• The records:
◇ ◇ ◇ ◇
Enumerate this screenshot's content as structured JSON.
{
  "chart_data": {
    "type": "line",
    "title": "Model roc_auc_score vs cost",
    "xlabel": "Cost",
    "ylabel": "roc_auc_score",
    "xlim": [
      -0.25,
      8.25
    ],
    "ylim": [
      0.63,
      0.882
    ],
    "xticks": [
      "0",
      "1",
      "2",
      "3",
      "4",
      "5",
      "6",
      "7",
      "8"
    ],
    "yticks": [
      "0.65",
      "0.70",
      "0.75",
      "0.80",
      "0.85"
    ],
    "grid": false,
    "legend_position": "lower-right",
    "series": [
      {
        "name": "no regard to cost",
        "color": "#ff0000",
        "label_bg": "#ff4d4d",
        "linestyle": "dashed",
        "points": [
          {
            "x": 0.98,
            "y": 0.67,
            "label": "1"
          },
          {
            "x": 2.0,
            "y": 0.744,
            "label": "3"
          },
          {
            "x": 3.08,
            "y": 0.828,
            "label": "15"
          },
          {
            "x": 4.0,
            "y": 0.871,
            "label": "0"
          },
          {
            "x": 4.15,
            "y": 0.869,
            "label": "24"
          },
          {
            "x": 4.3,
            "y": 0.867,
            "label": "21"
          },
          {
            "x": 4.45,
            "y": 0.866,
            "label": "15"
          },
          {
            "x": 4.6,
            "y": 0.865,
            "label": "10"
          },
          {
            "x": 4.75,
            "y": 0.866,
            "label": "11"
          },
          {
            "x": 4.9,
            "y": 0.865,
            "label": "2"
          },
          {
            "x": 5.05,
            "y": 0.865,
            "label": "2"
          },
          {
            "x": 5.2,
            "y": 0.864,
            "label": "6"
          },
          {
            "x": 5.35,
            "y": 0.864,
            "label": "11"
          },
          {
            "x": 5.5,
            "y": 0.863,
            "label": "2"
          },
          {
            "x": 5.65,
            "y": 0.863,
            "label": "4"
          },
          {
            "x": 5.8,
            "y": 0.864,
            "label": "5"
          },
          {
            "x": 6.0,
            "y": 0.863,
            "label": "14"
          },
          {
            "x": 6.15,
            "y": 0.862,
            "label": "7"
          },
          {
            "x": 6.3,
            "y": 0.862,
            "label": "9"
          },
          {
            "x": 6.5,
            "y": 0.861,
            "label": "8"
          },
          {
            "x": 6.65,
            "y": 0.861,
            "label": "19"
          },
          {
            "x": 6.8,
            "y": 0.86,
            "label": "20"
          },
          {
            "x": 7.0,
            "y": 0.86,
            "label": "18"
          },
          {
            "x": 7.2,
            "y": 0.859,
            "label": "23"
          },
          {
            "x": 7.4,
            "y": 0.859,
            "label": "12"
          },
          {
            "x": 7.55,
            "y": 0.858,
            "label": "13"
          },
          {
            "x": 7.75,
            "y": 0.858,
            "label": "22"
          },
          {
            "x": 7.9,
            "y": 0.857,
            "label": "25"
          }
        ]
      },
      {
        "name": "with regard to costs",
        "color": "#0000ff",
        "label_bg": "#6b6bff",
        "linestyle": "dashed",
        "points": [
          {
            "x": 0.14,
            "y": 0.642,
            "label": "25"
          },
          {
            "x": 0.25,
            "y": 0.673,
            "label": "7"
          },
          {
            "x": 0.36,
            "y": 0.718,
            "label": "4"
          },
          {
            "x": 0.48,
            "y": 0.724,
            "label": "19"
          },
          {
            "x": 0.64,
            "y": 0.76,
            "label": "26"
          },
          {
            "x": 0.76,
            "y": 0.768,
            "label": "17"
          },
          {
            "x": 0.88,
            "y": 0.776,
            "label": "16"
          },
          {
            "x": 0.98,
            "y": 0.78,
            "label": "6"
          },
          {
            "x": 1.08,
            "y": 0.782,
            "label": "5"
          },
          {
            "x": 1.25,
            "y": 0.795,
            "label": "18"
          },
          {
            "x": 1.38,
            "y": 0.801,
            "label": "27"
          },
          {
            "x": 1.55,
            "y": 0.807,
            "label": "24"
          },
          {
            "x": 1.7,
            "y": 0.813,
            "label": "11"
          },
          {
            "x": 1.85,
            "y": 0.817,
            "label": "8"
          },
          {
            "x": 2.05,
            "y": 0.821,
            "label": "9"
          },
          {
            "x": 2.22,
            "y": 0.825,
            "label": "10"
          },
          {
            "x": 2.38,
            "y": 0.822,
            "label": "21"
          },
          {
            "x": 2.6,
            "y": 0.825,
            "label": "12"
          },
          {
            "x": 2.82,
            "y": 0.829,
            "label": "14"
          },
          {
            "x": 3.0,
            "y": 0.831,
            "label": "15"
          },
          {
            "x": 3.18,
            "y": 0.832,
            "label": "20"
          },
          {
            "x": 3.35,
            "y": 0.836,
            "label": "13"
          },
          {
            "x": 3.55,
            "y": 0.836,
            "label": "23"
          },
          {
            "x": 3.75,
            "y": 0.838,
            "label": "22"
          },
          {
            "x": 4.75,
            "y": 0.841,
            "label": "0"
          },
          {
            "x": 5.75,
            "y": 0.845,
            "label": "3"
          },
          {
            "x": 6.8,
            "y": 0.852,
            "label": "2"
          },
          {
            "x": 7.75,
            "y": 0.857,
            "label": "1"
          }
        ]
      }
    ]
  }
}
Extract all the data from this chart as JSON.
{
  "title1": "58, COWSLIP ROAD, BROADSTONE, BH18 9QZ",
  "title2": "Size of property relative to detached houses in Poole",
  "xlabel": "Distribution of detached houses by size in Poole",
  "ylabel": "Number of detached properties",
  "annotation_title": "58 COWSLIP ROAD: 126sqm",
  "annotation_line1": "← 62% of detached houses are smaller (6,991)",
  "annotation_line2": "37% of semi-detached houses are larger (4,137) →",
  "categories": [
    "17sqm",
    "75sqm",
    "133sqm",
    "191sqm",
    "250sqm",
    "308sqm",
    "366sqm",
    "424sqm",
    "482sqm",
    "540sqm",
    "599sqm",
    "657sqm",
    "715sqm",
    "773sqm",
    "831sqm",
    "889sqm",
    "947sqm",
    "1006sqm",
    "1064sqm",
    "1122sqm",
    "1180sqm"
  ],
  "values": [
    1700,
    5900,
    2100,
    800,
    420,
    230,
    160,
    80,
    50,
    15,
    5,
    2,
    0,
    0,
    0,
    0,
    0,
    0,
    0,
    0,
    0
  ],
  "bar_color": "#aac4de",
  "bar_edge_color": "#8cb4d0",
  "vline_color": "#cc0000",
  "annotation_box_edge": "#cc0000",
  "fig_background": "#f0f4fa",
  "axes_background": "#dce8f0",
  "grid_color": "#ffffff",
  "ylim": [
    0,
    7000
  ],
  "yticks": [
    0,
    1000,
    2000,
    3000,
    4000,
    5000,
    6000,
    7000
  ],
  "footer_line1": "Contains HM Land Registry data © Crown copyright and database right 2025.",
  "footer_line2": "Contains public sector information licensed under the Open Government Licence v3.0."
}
◇ ◇ ◇ ◇
• The exercise: Collect the lines that hold "ylabel".

• Full response:
    "ylabel": "roc_auc_score",
  "ylabel": "Number of detached properties",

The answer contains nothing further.